Requirement:
Pick out each line containing the string "label" and copy it.

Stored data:
☆ ☆ ☆ ☆

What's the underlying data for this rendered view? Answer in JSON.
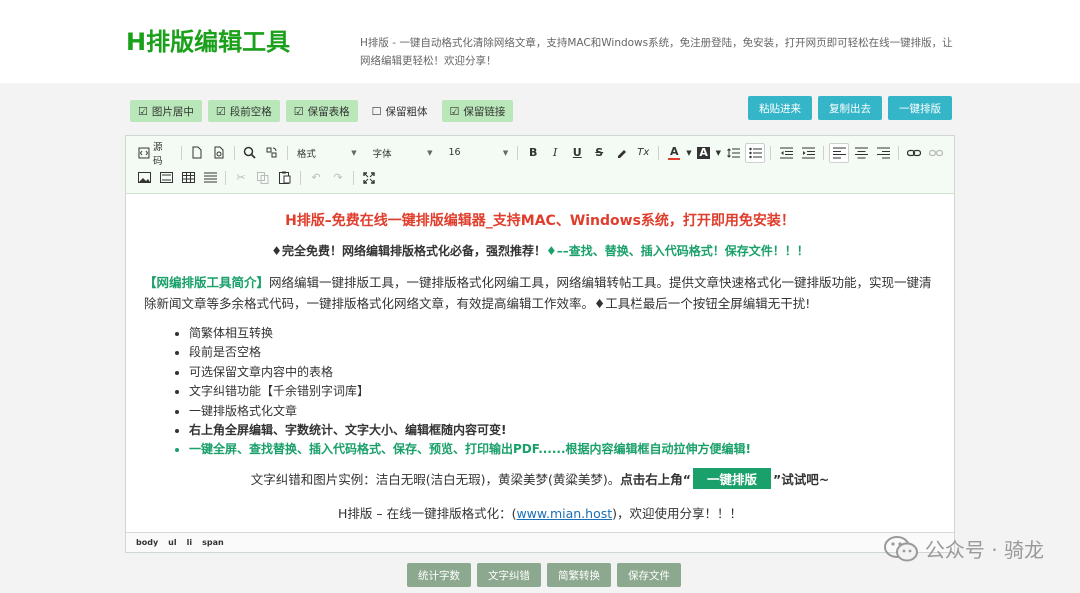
{
  "header": {
    "logo": "H排版编辑工具",
    "description": "H排版 - 一键自动格式化清除网络文章，支持MAC和Windows系统，免注册登陆，免安装，打开网页即可轻松在线一键排版，让网络编辑更轻松！欢迎分享！"
  },
  "options": [
    {
      "label": "图片居中",
      "checked": true,
      "mark": "☑"
    },
    {
      "label": "段前空格",
      "checked": true,
      "mark": "☑"
    },
    {
      "label": "保留表格",
      "checked": true,
      "mark": "☑"
    },
    {
      "label": "保留粗体",
      "checked": false,
      "mark": "☐"
    },
    {
      "label": "保留链接",
      "checked": true,
      "mark": "☑"
    }
  ],
  "actions": {
    "paste": "粘贴进来",
    "copy": "复制出去",
    "format": "一键排版"
  },
  "toolbar": {
    "source": "源码",
    "format_select": "格式",
    "font_select": "字体",
    "size_select": "16",
    "bold": "B",
    "italic": "I",
    "underline": "U",
    "strike": "S",
    "clear": "Tx",
    "font_color": "A",
    "bg_color": "A"
  },
  "content": {
    "title": "H排版–免费在线一键排版编辑器_支持MAC、Windows系统，打开即用免安装！",
    "subtitle_a": "♦完全免费！网络编辑排版格式化必备，强烈推荐！",
    "subtitle_b": "♦––查找、替换、插入代码格式！保存文件！！！",
    "intro_lead": "【网编排版工具简介】",
    "intro_text": "网络编辑一键排版工具，一键排版格式化网编工具，网络编辑转帖工具。提供文章快速格式化一键排版功能，实现一键清除新闻文章等多余格式代码，一键排版格式化网络文章，有效提高编辑工作效率。♦工具栏最后一个按钮全屏编辑无干扰!",
    "features": [
      "简繁体相互转换",
      "段前是否空格",
      "可选保留文章内容中的表格",
      "文字纠错功能【千余错别字词库】",
      "一键排版格式化文章",
      "右上角全屏编辑、字数统计、文字大小、编辑框随内容可变!",
      "一键全屏、查找替换、插入代码格式、保存、预览、打印输出PDF......根据内容编辑框自动拉伸方便编辑!"
    ],
    "example_text": "文字纠错和图片实例：洁白无暇(洁白无瑕)，黄梁美梦(黄粱美梦)。",
    "example_bold_a": "点击右上角“",
    "example_tag": "一键排版",
    "example_bold_b": "”试试吧~",
    "site_prefix": "H排版 – 在线一键排版格式化：(",
    "site_link": "www.mian.host",
    "site_suffix": ")，欢迎使用分享！！！"
  },
  "statusbar": {
    "path": [
      "body",
      "ul",
      "li",
      "span"
    ]
  },
  "bottom_buttons": {
    "count": "统计字数",
    "correct": "文字纠错",
    "convert": "简繁转换",
    "save": "保存文件"
  },
  "watermark": {
    "text": "公众号 · 骑龙"
  },
  "colors": {
    "logo": "#1aa01a",
    "title_red": "#e03e2d",
    "accent_green": "#1aa06a",
    "action_btn": "#35b5c8",
    "bottom_btn": "#8ca88e",
    "link": "#1a6fb5"
  }
}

☆ ☆ ☆ ☆

Answer to this exercise:
      "label": "图片居中",
      "label": "段前空格",
      "label": "保留表格",
      "label": "保留粗体",
      "label": "保留链接",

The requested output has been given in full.